### Task requirements
Your task is to output the listing word for word, with pictures excluded.

### Data for processing

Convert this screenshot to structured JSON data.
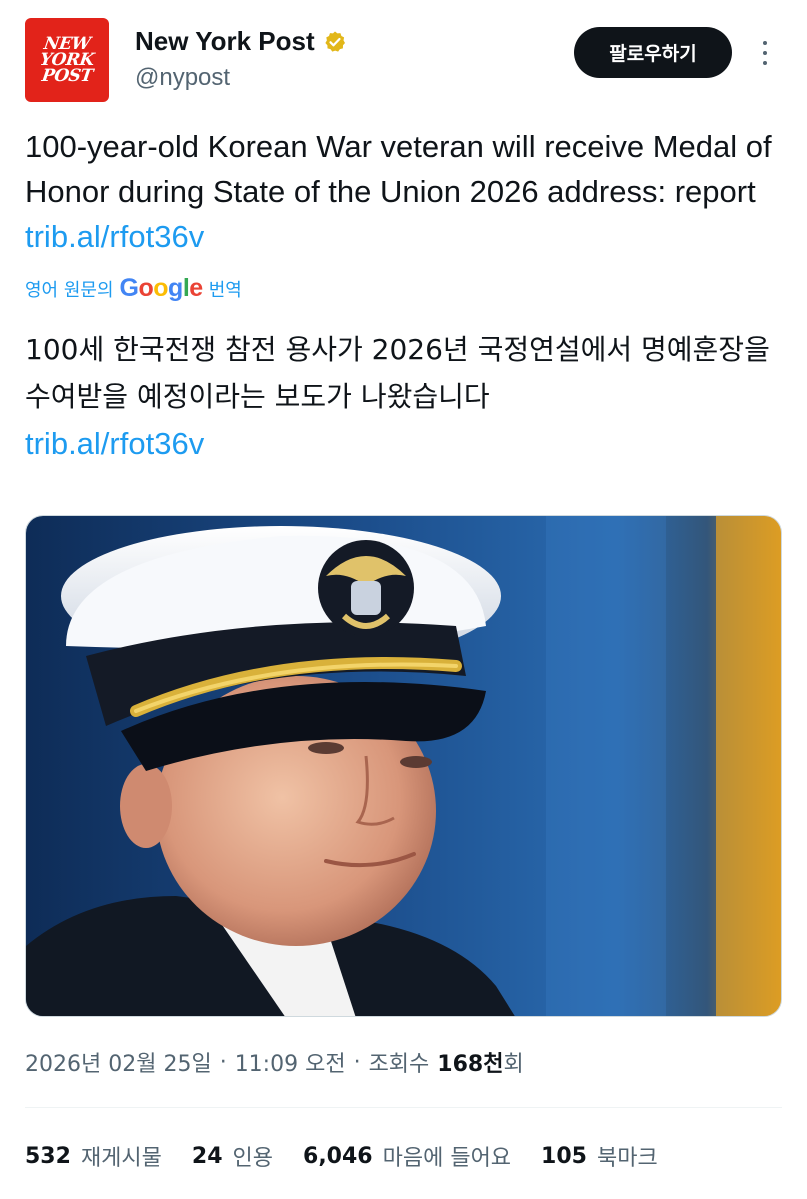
{
  "account": {
    "logo_lines": [
      "NEW",
      "YORK",
      "POST"
    ],
    "display_name": "New York Post",
    "handle": "@nypost",
    "verified_badge": "gold-check-icon",
    "follow_label": "팔로우하기"
  },
  "tweet": {
    "text": "100-year-old Korean War veteran will receive Medal of Honor during State of the Union 2026 address: report",
    "link": "trib.al/rfot36v"
  },
  "translation": {
    "prefix": "영어 원문의",
    "provider_letters": [
      "G",
      "o",
      "o",
      "g",
      "l",
      "e"
    ],
    "suffix": "번역",
    "text": "100세 한국전쟁 참전 용사가 2026년 국정연설에서 명예훈장을 수여받을 예정이라는 보도가 나왔습니다",
    "link": "trib.al/rfot36v"
  },
  "media": {
    "description_icon": "photo-veteran-naval-cap"
  },
  "meta": {
    "date": "2026년 02월 25일",
    "time": "11:09 오전",
    "views_label": "조회수",
    "views_value": "168천",
    "views_unit": "회"
  },
  "stats": [
    {
      "value": "532",
      "label": "재게시물"
    },
    {
      "value": "24",
      "label": "인용"
    },
    {
      "value": "6,046",
      "label": "마음에 들어요"
    },
    {
      "value": "105",
      "label": "북마크"
    }
  ],
  "colors": {
    "link": "#1d9bf0",
    "secondary_text": "#536471",
    "verified_gold": "#e2b719",
    "brand_red": "#e2231a"
  }
}
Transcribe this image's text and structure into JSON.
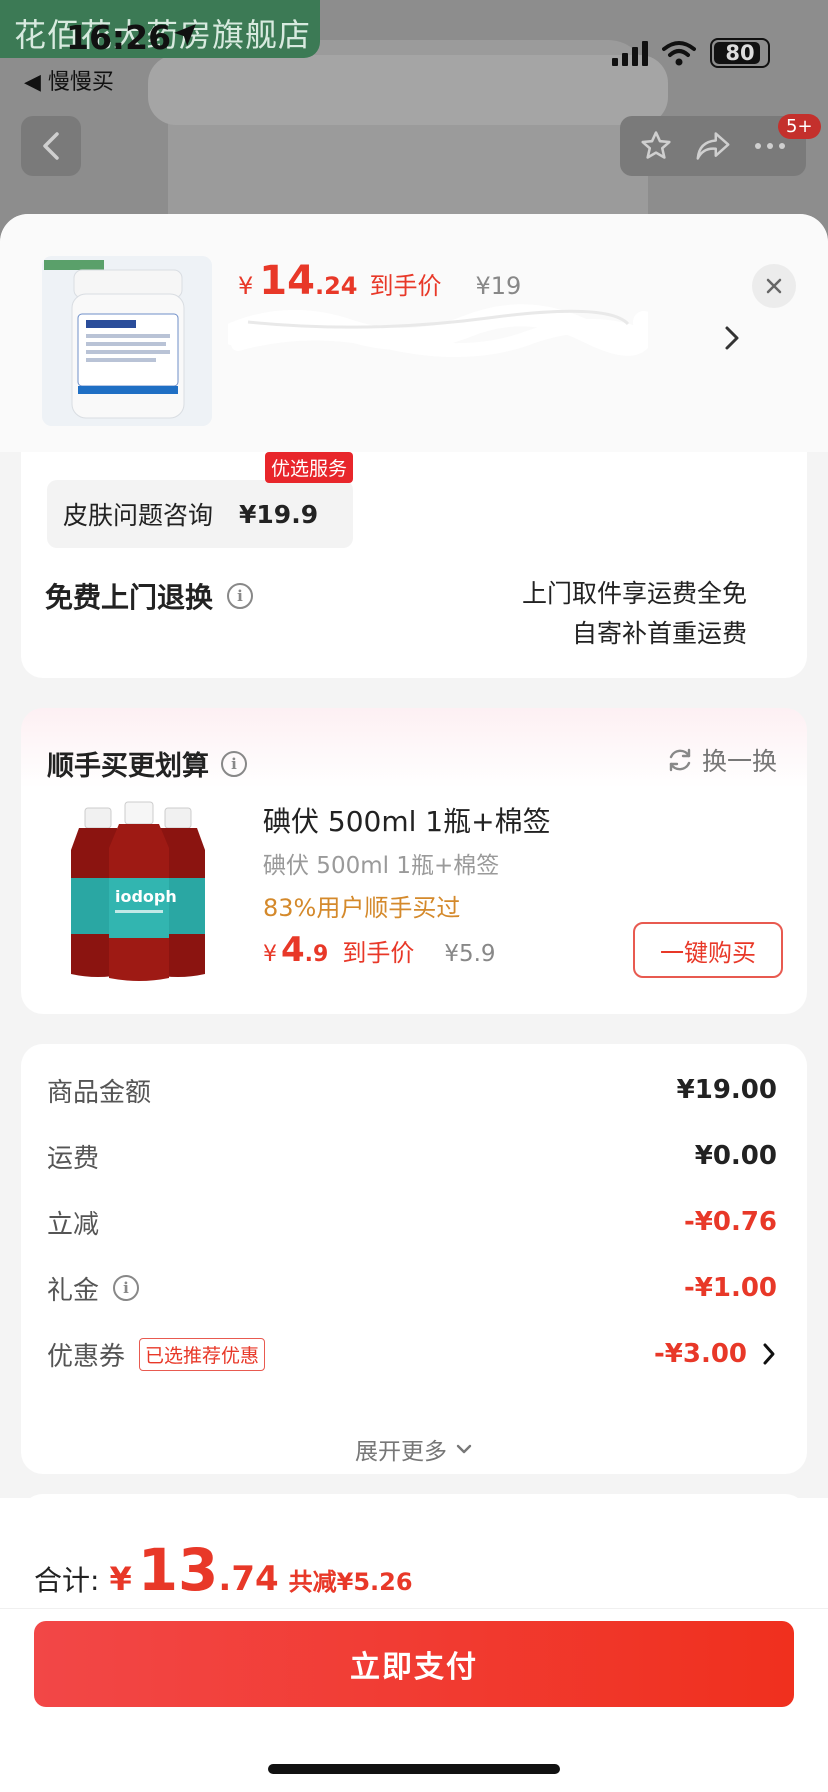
{
  "status_bar": {
    "time": "16:26",
    "battery": "80",
    "back_app": "◀ 慢慢买"
  },
  "shop": {
    "name": "花佰花大药房旗舰店"
  },
  "nav": {
    "badge": "5+"
  },
  "header_product": {
    "price_symbol": "¥",
    "price_int": "14",
    "price_dec": ".24",
    "price_tag": "到手价",
    "original_price": "¥19",
    "image_icon": "jar-product-image"
  },
  "service": {
    "name": "皮肤问题咨询",
    "price": "¥19.9",
    "badge": "优选服务"
  },
  "return_policy": {
    "title": "免费上门退换",
    "line1": "上门取件享运费全免",
    "line2": "自寄补首重运费"
  },
  "addon": {
    "title": "顺手买更划算",
    "refresh_label": "换一换",
    "name": "碘伏 500ml 1瓶+棉签",
    "subtitle": "碘伏 500ml 1瓶+棉签",
    "users": "83%用户顺手买过",
    "price_symbol": "¥",
    "price_int": "4",
    "price_dec": ".9",
    "price_tag": "到手价",
    "original_price": "¥5.9",
    "buy_label": "一键购买",
    "bottle_label": "iodoph"
  },
  "summary": {
    "rows": [
      {
        "label": "商品金额",
        "value": "¥19.00"
      },
      {
        "label": "运费",
        "value": "¥0.00"
      },
      {
        "label": "立减",
        "value": "-¥0.76"
      },
      {
        "label": "礼金",
        "value": "-¥1.00"
      },
      {
        "label": "优惠券",
        "value": "-¥3.00",
        "tag": "已选推荐优惠"
      }
    ],
    "expand_label": "展开更多"
  },
  "footer": {
    "total_label": "合计:",
    "total_symbol": "¥",
    "total_int": "13",
    "total_dec": ".74",
    "saved": "共减¥5.26",
    "pay_label": "立即支付"
  },
  "colors": {
    "accent": "#e83828",
    "orange": "#d4892b",
    "pay_start": "#f24747",
    "pay_end": "#f0301e"
  }
}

### Output for this exercise
Convert this screenshot to structured JSON data.
{
  "account": {
    "logo_lines": [
      "NEW",
      "YORK",
      "POST"
    ],
    "display_name": "New York Post",
    "handle": "@nypost",
    "verified_badge": "gold-check-icon",
    "follow_label": "팔로우하기"
  },
  "tweet": {
    "text": "100-year-old Korean War veteran will receive Medal of Honor during State of the Union 2026 address: report",
    "link": "trib.al/rfot36v"
  },
  "translation": {
    "prefix": "영어 원문의",
    "provider_letters": [
      "G",
      "o",
      "o",
      "g",
      "l",
      "e"
    ],
    "suffix": "번역",
    "text": "100세 한국전쟁 참전 용사가 2026년 국정연설에서 명예훈장을 수여받을 예정이라는 보도가 나왔습니다",
    "link": "trib.al/rfot36v"
  },
  "media": {
    "description_icon": "photo-veteran-naval-cap"
  },
  "meta": {
    "date": "2026년 02월 25일",
    "time": "11:09 오전",
    "views_label": "조회수",
    "views_value": "168천",
    "views_unit": "회"
  },
  "stats": [
    {
      "value": "532",
      "label": "재게시물"
    },
    {
      "value": "24",
      "label": "인용"
    },
    {
      "value": "6,046",
      "label": "마음에 들어요"
    },
    {
      "value": "105",
      "label": "북마크"
    }
  ],
  "colors": {
    "link": "#1d9bf0",
    "secondary_text": "#536471",
    "verified_gold": "#e2b719",
    "brand_red": "#e2231a"
  }
}
Transcribe this image's text and structure into JSON.
{
  "status_bar": {
    "time": "16:26",
    "battery": "80",
    "back_app": "◀ 慢慢买"
  },
  "shop": {
    "name": "花佰花大药房旗舰店"
  },
  "nav": {
    "badge": "5+"
  },
  "header_product": {
    "price_symbol": "¥",
    "price_int": "14",
    "price_dec": ".24",
    "price_tag": "到手价",
    "original_price": "¥19",
    "image_icon": "jar-product-image"
  },
  "service": {
    "name": "皮肤问题咨询",
    "price": "¥19.9",
    "badge": "优选服务"
  },
  "return_policy": {
    "title": "免费上门退换",
    "line1": "上门取件享运费全免",
    "line2": "自寄补首重运费"
  },
  "addon": {
    "title": "顺手买更划算",
    "refresh_label": "换一换",
    "name": "碘伏 500ml 1瓶+棉签",
    "subtitle": "碘伏 500ml 1瓶+棉签",
    "users": "83%用户顺手买过",
    "price_symbol": "¥",
    "price_int": "4",
    "price_dec": ".9",
    "price_tag": "到手价",
    "original_price": "¥5.9",
    "buy_label": "一键购买",
    "bottle_label": "iodoph"
  },
  "summary": {
    "rows": [
      {
        "label": "商品金额",
        "value": "¥19.00"
      },
      {
        "label": "运费",
        "value": "¥0.00"
      },
      {
        "label": "立减",
        "value": "-¥0.76"
      },
      {
        "label": "礼金",
        "value": "-¥1.00"
      },
      {
        "label": "优惠券",
        "value": "-¥3.00",
        "tag": "已选推荐优惠"
      }
    ],
    "expand_label": "展开更多"
  },
  "footer": {
    "total_label": "合计:",
    "total_symbol": "¥",
    "total_int": "13",
    "total_dec": ".74",
    "saved": "共减¥5.26",
    "pay_label": "立即支付"
  },
  "colors": {
    "accent": "#e83828",
    "orange": "#d4892b",
    "pay_start": "#f24747",
    "pay_end": "#f0301e"
  }
}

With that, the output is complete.